» **INFORMATION GIVEN**:
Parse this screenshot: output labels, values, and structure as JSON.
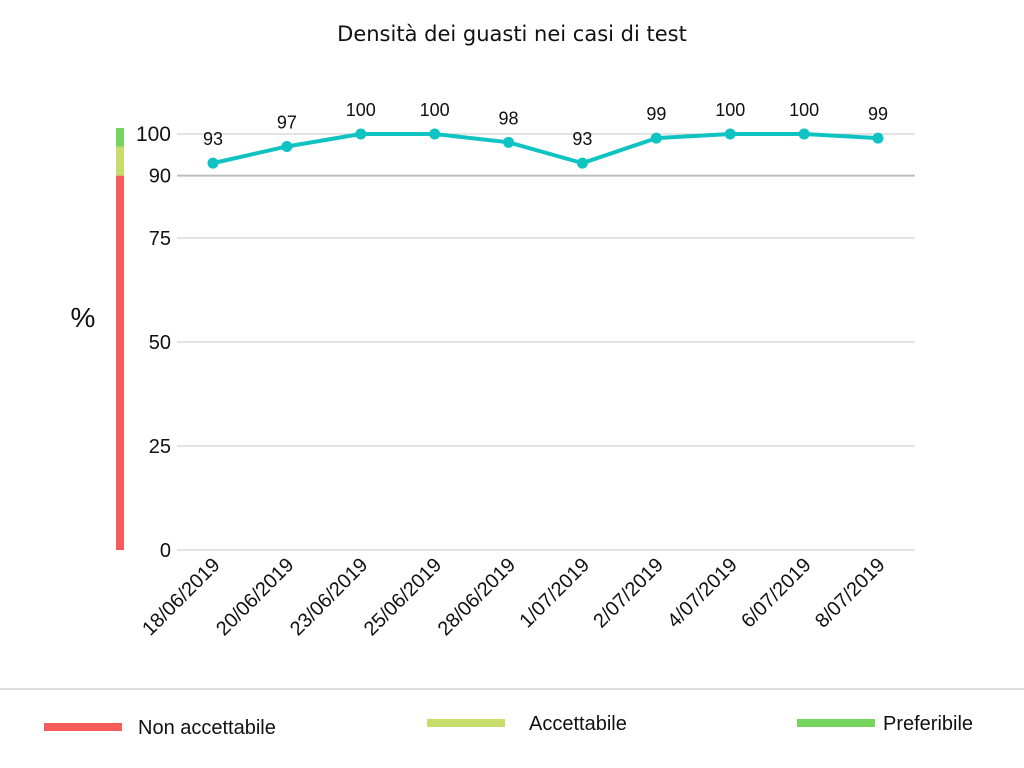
{
  "chart_data": {
    "type": "line",
    "title": "Densità dei guasti nei casi di test",
    "ylabel": "%",
    "ylim": [
      0,
      100
    ],
    "yticks": [
      0,
      25,
      50,
      75,
      90,
      100
    ],
    "grid": true,
    "categories": [
      "18/06/2019",
      "20/06/2019",
      "23/06/2019",
      "25/06/2019",
      "28/06/2019",
      "1/07/2019",
      "2/07/2019",
      "4/07/2019",
      "6/07/2019",
      "8/07/2019"
    ],
    "series": [
      {
        "values": [
          93,
          97,
          100,
          100,
          98,
          93,
          99,
          100,
          100,
          99
        ],
        "color": "#0fc3c3"
      }
    ],
    "bands": [
      {
        "name": "Non accettabile",
        "from": 0,
        "to": 90,
        "color": "#f75b5b"
      },
      {
        "name": "Accettabile",
        "from": 90,
        "to": 97,
        "color": "#c8dd6a"
      },
      {
        "name": "Preferibile",
        "from": 97,
        "to": 100,
        "color": "#75d45c"
      }
    ],
    "legend_position": "bottom"
  }
}
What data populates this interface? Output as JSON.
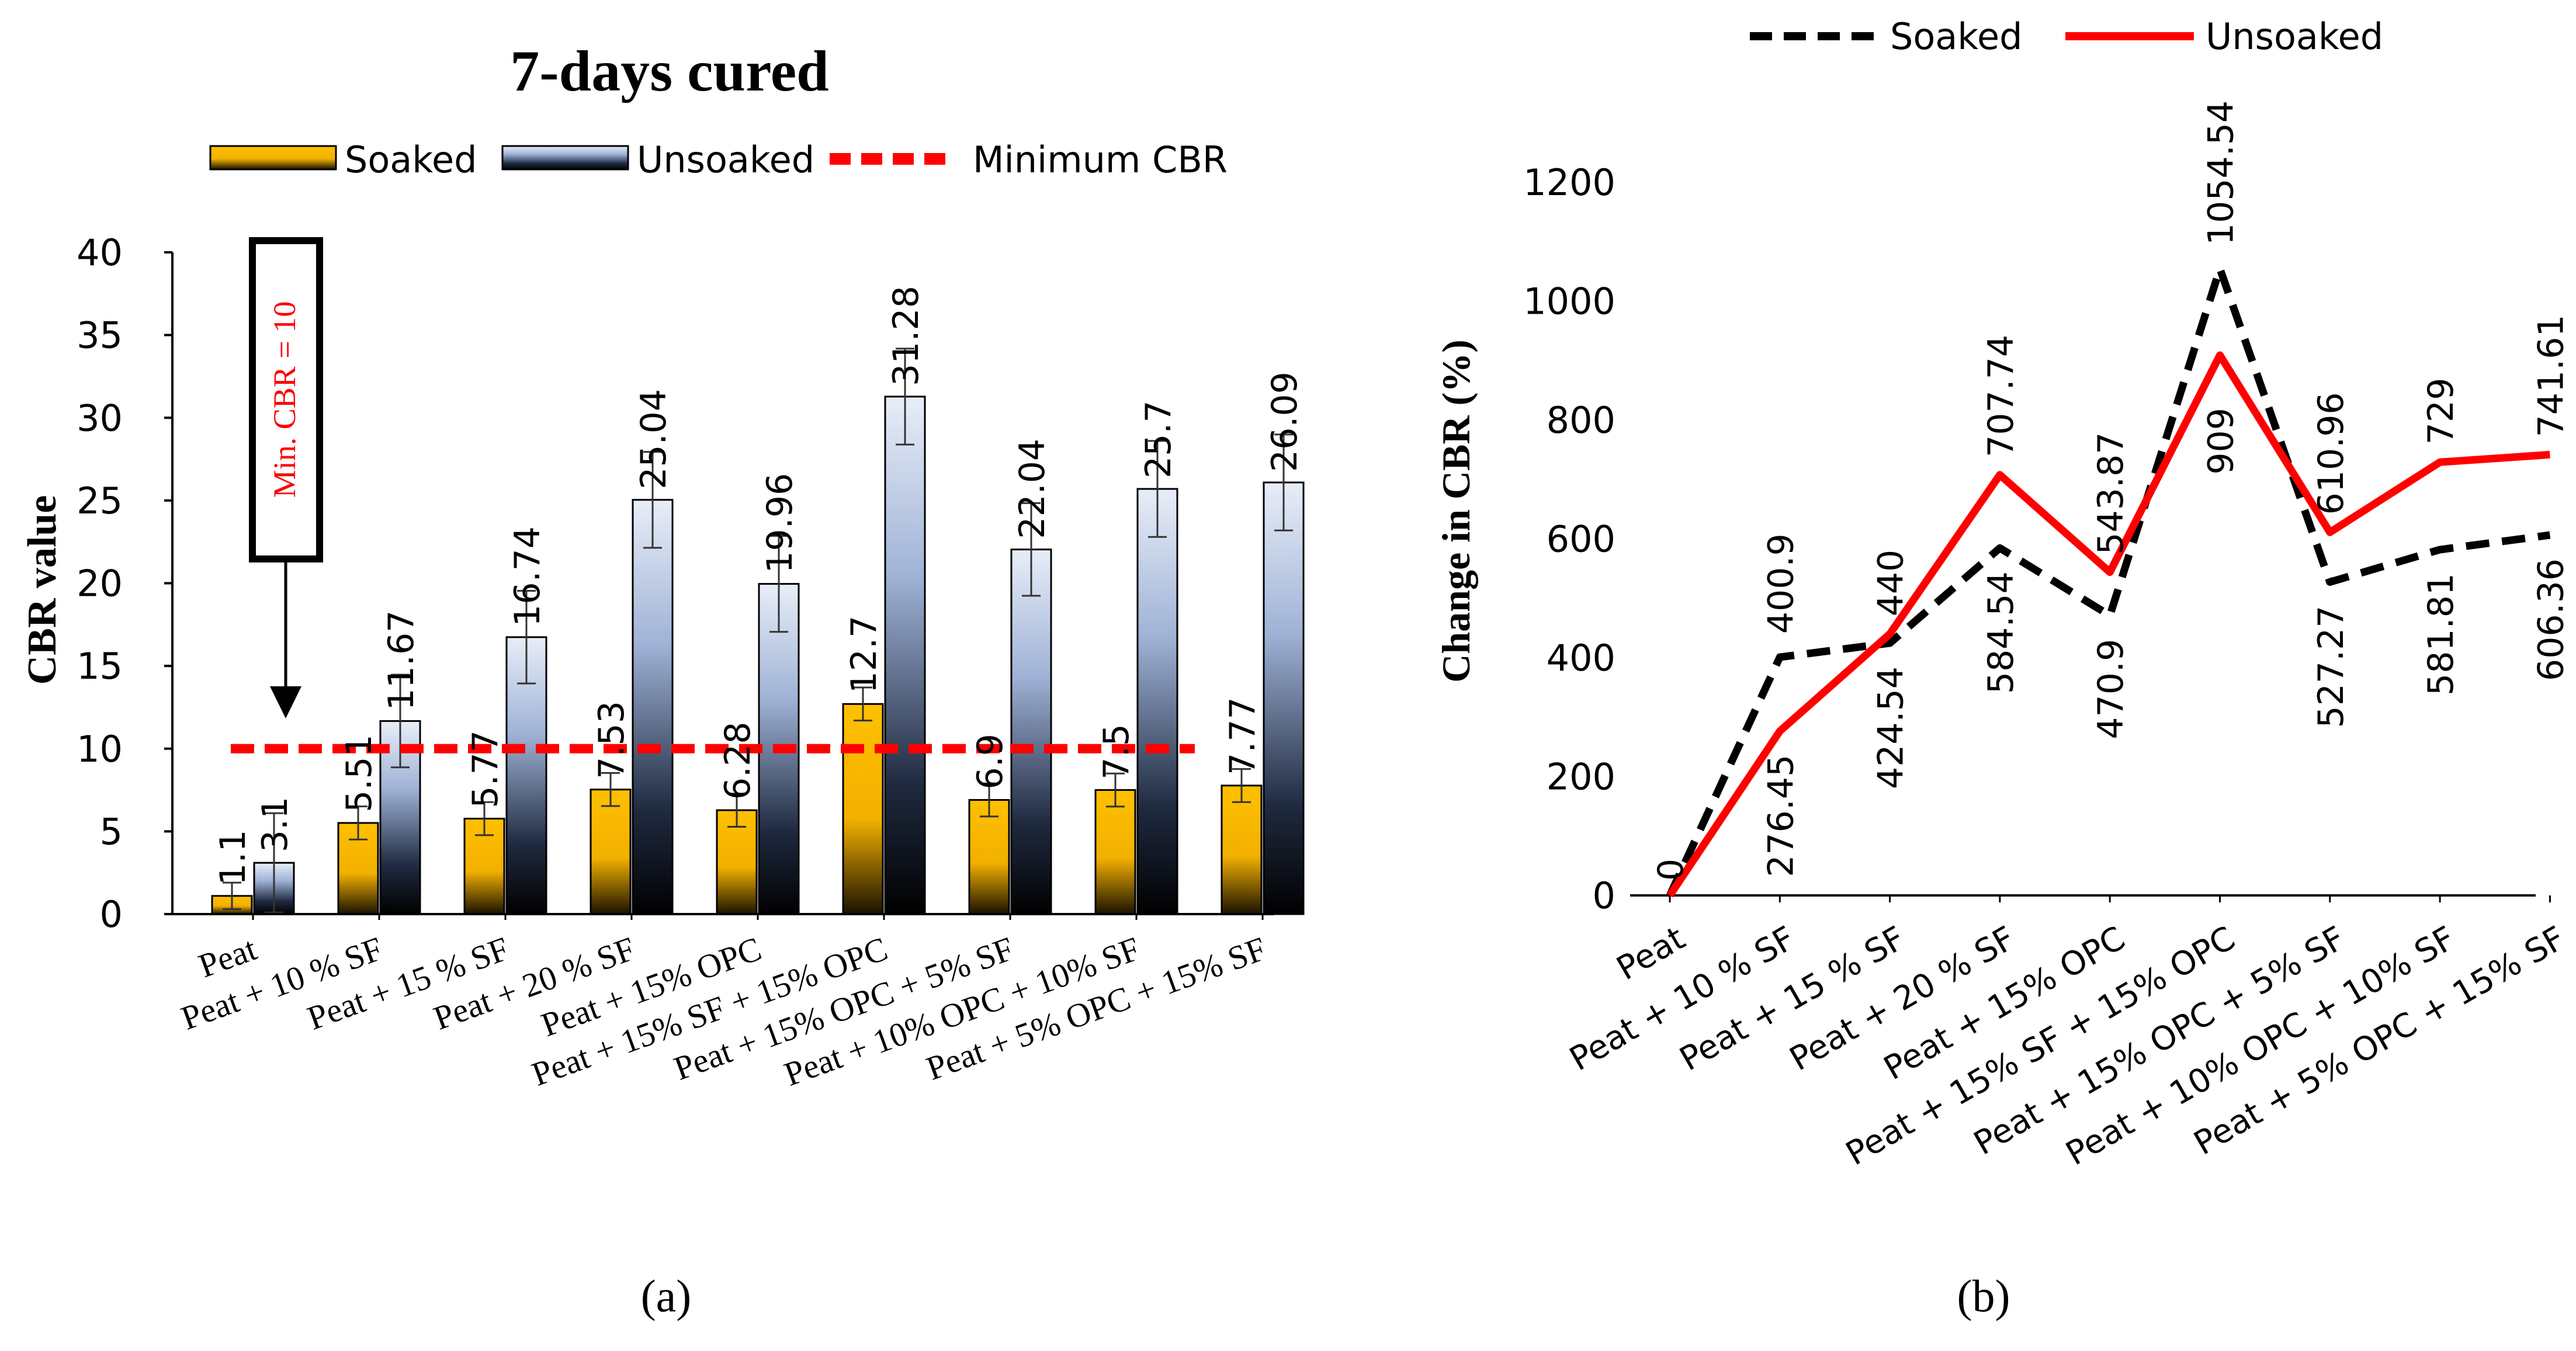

» **THE REQUEST**: All of the material above is to be copied exactly, except for its images.

» **PROBLEM SOLUTION**:
Parse this screenshot: output labels, values, and structure as JSON.
{
  "chart_data": {
    "type": "line",
    "title": "Densità dei guasti nei casi di test",
    "ylabel": "%",
    "ylim": [
      0,
      100
    ],
    "yticks": [
      0,
      25,
      50,
      75,
      90,
      100
    ],
    "grid": true,
    "categories": [
      "18/06/2019",
      "20/06/2019",
      "23/06/2019",
      "25/06/2019",
      "28/06/2019",
      "1/07/2019",
      "2/07/2019",
      "4/07/2019",
      "6/07/2019",
      "8/07/2019"
    ],
    "series": [
      {
        "values": [
          93,
          97,
          100,
          100,
          98,
          93,
          99,
          100,
          100,
          99
        ],
        "color": "#0fc3c3"
      }
    ],
    "bands": [
      {
        "name": "Non accettabile",
        "from": 0,
        "to": 90,
        "color": "#f75b5b"
      },
      {
        "name": "Accettabile",
        "from": 90,
        "to": 97,
        "color": "#c8dd6a"
      },
      {
        "name": "Preferibile",
        "from": 97,
        "to": 100,
        "color": "#75d45c"
      }
    ],
    "legend_position": "bottom"
  }
}
What data populates this interface? Output as JSON.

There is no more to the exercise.